* [Given problem] Put the lines of the data below into a JSON list of strings, one string per line with blank lines left out, beginning with the line containing "Localize all elements." and continuing through the line containing "sensor-row[interactable]: GPU Hot".

* [Supplied data]
* start *

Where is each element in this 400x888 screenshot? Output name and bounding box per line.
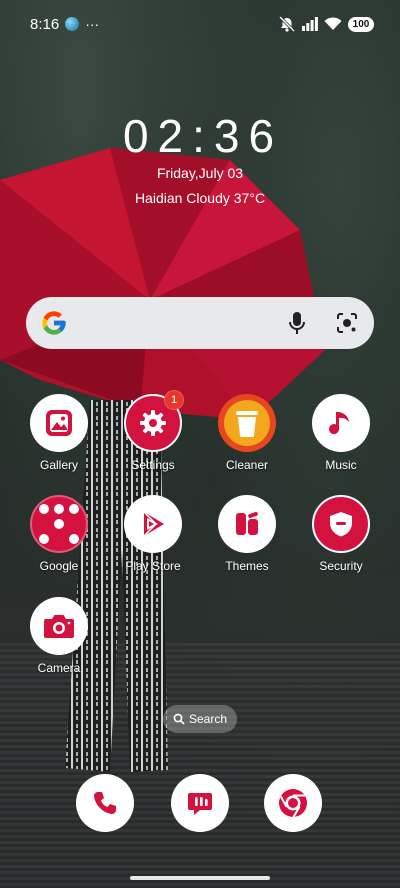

* end *
* start *

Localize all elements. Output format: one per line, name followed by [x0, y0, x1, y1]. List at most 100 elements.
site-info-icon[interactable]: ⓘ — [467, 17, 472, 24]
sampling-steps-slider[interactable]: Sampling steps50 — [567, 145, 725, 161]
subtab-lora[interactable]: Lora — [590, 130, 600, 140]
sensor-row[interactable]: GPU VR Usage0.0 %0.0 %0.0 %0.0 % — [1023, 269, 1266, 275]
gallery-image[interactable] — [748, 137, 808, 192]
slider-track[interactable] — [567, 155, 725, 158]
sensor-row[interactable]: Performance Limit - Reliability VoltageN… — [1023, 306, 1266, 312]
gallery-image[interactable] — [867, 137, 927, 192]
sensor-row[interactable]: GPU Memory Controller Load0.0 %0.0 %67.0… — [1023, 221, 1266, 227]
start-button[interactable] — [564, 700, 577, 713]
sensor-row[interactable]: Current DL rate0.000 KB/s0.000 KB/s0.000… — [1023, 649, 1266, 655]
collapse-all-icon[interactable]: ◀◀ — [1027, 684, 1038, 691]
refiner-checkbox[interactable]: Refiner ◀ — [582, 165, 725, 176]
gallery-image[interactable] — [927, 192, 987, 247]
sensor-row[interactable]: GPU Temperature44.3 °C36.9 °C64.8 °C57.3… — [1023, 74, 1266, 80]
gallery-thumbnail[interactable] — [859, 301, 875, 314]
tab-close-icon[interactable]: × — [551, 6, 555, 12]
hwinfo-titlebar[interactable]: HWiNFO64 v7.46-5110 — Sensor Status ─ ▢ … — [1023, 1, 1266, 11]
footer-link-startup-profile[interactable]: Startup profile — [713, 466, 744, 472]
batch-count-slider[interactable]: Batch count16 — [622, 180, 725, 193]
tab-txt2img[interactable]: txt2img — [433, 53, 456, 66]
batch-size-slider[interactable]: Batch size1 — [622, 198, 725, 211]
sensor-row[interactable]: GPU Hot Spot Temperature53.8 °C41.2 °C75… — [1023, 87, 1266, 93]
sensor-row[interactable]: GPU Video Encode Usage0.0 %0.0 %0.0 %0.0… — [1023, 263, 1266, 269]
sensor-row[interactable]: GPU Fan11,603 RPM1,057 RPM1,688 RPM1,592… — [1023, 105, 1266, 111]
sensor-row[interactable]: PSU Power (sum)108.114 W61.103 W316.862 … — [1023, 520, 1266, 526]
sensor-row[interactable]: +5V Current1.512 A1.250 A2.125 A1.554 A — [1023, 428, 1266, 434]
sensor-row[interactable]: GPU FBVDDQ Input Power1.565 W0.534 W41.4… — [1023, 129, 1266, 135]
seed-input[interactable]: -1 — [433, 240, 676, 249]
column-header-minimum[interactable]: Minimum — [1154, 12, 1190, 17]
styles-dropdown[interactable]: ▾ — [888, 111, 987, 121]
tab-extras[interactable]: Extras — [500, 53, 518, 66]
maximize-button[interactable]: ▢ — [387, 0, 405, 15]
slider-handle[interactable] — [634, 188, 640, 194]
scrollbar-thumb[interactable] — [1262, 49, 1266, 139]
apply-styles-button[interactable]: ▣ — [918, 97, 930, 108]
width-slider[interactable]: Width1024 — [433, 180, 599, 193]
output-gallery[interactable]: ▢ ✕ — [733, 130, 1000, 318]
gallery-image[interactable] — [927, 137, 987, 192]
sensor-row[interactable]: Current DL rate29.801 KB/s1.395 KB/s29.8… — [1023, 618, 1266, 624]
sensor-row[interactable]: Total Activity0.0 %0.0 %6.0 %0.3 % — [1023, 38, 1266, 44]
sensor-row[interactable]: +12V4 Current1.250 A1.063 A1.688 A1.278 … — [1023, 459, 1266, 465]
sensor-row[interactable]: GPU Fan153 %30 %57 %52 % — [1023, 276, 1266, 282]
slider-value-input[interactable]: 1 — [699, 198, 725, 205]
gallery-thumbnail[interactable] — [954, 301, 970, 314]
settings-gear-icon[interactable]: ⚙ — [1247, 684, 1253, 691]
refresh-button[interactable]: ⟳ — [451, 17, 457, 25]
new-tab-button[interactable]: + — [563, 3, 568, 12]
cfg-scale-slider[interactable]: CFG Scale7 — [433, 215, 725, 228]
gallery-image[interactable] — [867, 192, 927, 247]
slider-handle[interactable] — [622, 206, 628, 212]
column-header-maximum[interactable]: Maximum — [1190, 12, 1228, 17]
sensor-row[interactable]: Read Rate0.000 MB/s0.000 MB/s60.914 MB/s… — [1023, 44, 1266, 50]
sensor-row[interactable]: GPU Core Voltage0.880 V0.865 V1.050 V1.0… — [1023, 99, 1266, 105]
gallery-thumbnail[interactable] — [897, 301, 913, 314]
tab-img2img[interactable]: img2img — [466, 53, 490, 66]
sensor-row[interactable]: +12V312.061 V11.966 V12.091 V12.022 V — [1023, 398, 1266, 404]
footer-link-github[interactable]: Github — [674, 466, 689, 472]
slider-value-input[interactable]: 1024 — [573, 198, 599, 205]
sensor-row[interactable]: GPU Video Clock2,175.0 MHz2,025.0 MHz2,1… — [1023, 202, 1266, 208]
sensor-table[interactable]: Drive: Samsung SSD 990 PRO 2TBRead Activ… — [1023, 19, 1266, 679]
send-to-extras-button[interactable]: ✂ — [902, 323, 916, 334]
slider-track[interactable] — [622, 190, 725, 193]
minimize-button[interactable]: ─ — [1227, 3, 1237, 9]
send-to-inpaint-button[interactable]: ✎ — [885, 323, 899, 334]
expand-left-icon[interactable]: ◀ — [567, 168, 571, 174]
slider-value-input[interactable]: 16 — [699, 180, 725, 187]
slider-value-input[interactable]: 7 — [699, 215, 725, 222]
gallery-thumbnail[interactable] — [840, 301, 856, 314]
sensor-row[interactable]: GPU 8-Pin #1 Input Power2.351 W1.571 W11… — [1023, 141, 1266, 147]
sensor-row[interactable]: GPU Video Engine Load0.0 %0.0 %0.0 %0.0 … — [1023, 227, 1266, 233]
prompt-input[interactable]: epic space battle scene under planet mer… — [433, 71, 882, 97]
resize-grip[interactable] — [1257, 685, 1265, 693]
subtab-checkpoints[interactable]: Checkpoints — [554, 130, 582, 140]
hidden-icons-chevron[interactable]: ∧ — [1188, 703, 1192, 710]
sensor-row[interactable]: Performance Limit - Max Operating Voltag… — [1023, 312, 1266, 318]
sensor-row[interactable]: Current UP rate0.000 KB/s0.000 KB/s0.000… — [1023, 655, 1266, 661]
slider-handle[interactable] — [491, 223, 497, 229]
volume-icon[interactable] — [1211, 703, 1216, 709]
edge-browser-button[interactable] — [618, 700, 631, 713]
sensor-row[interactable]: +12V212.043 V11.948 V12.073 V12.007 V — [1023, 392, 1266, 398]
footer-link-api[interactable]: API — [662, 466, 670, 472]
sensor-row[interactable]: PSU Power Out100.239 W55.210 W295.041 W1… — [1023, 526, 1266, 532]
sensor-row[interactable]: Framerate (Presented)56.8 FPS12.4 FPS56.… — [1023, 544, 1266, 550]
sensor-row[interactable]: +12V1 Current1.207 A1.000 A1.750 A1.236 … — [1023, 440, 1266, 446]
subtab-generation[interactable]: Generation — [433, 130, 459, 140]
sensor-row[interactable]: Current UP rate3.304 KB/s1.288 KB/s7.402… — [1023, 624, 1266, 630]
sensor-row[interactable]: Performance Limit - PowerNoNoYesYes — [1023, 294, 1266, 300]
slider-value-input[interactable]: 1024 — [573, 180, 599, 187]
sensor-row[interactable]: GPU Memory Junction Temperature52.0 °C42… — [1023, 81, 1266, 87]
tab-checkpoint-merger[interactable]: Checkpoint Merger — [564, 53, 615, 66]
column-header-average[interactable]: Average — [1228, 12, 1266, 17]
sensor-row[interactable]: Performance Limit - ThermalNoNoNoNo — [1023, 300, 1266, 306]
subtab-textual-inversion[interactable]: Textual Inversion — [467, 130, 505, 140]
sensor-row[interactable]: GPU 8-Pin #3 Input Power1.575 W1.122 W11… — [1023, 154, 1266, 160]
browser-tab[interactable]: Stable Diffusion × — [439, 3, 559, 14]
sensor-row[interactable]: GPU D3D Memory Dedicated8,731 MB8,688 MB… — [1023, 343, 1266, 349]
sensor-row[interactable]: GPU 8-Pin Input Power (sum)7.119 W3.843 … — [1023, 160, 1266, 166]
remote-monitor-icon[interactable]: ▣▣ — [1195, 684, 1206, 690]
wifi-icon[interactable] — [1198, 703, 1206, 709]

* end *

* [Exercise response]
[
  "Localize all elements. Output format: one per line, name followed by [x0, y0, x1, y1]. List at most 100 elements.",
  "site-info-icon[interactable]: ⓘ — [467, 17, 472, 24]",
  "sampling-steps-slider[interactable]: Sampling steps50 — [567, 145, 725, 161]",
  "subtab-lora[interactable]: Lora — [590, 130, 600, 140]",
  "sensor-row[interactable]: GPU VR Usage0.0 %0.0 %0.0 %0.0 % — [1023, 269, 1266, 275]",
  "gallery-image[interactable] — [748, 137, 808, 192]",
  "slider-track[interactable] — [567, 155, 725, 158]",
  "sensor-row[interactable]: Performance Limit - Reliability VoltageN… — [1023, 306, 1266, 312]",
  "gallery-image[interactable] — [867, 137, 927, 192]",
  "sensor-row[interactable]: GPU Memory Controller Load0.0 %0.0 %67.0… — [1023, 221, 1266, 227]",
  "start-button[interactable] — [564, 700, 577, 713]",
  "sensor-row[interactable]: Current DL rate0.000 KB/s0.000 KB/s0.000… — [1023, 649, 1266, 655]",
  "collapse-all-icon[interactable]: ◀◀ — [1027, 684, 1038, 691]",
  "refiner-checkbox[interactable]: Refiner ◀ — [582, 165, 725, 176]",
  "gallery-image[interactable] — [927, 192, 987, 247]",
  "sensor-row[interactable]: GPU Temperature44.3 °C36.9 °C64.8 °C57.3… — [1023, 74, 1266, 80]",
  "gallery-thumbnail[interactable] — [859, 301, 875, 314]",
  "tab-close-icon[interactable]: × — [551, 6, 555, 12]",
  "hwinfo-titlebar[interactable]: HWiNFO64 v7.46-5110 — Sensor Status ─ ▢ … — [1023, 1, 1266, 11]",
  "footer-link-startup-profile[interactable]: Startup profile — [713, 466, 744, 472]",
  "batch-count-slider[interactable]: Batch count16 — [622, 180, 725, 193]",
  "tab-txt2img[interactable]: txt2img — [433, 53, 456, 66]",
  "batch-size-slider[interactable]: Batch size1 — [622, 198, 725, 211]",
  "sensor-row[interactable]: GPU Hot Spot Temperature53.8 °C41.2 °C75… — [1023, 87, 1266, 93]"
]